Pick out each line containing the string "model".

■ **SUPPLIED INFORMATION**
## START

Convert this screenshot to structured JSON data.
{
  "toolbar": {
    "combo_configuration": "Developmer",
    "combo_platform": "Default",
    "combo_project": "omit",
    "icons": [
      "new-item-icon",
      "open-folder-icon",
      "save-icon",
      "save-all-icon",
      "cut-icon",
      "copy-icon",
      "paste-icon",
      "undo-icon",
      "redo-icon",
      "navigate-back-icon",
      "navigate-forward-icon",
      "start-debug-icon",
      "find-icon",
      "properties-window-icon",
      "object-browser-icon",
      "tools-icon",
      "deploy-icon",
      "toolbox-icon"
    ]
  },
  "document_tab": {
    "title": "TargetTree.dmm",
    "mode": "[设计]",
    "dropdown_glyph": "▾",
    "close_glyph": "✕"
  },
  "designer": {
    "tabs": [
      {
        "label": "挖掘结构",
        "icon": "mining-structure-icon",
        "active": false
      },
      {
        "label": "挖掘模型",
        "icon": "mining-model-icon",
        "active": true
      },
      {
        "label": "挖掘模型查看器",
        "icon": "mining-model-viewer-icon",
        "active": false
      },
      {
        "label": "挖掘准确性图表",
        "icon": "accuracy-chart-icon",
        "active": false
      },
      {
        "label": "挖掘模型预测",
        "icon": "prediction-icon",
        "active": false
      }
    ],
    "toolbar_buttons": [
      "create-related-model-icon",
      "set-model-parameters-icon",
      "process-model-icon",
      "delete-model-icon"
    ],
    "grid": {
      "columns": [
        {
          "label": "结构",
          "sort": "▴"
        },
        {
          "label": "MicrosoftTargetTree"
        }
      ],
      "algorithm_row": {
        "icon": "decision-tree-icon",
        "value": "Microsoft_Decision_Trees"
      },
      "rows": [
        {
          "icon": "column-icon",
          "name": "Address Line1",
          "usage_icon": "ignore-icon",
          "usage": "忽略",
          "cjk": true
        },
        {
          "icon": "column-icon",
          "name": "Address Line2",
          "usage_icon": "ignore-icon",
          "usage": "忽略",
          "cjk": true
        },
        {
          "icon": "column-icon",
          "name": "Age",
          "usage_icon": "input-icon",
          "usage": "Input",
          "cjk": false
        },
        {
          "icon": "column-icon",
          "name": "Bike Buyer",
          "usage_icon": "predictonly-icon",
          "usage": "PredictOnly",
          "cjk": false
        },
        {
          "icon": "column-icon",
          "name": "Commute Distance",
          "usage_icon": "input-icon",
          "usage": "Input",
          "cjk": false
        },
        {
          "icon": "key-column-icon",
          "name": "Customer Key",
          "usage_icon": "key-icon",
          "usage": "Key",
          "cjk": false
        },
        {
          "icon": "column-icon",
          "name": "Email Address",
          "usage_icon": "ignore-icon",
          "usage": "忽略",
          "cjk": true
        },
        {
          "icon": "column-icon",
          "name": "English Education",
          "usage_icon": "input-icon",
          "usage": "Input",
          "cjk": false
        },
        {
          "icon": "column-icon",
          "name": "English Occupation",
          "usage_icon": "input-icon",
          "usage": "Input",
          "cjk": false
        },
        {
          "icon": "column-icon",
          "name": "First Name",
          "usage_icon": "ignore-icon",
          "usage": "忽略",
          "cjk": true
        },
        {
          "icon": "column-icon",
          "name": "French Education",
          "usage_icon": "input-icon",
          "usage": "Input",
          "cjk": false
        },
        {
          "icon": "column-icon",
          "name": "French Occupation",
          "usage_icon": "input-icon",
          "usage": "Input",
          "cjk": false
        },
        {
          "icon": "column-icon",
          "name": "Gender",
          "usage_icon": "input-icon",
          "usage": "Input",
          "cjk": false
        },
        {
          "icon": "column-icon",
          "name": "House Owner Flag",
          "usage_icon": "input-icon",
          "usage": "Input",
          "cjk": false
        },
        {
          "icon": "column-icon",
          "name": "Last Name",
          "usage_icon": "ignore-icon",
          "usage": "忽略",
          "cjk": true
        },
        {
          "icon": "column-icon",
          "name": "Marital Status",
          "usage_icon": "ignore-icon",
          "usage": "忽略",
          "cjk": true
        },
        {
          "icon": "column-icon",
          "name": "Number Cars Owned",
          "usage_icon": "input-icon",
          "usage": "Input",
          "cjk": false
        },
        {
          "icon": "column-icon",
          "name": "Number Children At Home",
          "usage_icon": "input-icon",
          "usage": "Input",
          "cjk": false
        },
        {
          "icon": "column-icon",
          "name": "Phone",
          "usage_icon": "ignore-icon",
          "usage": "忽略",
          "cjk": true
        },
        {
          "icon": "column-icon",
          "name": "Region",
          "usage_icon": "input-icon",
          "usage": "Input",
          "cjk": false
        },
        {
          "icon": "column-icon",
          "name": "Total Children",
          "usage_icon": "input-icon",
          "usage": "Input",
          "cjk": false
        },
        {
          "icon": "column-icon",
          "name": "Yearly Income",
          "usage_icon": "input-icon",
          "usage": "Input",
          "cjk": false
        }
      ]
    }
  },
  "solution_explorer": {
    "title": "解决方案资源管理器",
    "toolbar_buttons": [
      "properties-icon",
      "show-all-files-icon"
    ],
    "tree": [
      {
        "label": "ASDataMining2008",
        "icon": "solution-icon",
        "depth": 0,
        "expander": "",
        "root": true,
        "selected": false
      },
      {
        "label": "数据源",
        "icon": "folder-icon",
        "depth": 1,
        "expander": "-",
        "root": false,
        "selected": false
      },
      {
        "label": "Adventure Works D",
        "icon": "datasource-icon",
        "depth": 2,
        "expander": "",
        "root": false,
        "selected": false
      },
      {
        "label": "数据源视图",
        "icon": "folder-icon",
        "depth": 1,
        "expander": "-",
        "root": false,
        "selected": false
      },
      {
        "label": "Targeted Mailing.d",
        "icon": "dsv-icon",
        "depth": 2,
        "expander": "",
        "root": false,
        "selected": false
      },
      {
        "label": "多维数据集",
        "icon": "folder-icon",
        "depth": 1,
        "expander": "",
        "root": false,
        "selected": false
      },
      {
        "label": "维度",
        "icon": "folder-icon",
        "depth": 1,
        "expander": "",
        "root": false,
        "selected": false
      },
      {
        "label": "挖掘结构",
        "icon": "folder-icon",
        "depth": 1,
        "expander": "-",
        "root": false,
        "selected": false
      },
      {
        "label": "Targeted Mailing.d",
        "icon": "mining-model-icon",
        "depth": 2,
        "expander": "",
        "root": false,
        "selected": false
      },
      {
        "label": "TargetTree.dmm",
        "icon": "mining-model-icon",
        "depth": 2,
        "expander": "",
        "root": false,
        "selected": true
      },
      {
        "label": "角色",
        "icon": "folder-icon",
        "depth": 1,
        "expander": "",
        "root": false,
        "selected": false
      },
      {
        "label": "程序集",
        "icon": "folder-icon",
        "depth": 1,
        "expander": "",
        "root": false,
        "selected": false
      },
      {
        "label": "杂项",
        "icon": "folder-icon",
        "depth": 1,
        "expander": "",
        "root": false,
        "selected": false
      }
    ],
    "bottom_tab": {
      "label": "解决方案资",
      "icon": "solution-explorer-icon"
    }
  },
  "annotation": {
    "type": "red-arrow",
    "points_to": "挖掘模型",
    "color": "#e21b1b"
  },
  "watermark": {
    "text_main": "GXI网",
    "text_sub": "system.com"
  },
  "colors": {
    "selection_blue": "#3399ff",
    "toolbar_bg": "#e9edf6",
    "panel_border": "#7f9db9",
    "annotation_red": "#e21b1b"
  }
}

## END

■ **ANSWER TO THE TASK**
        "icon": "mining-model-icon",
        "icon": "mining-model-viewer-icon",
      "create-related-model-icon",
      "set-model-parameters-icon",
      "process-model-icon",
      "delete-model-icon"
        "icon": "mining-model-icon",
        "icon": "mining-model-icon",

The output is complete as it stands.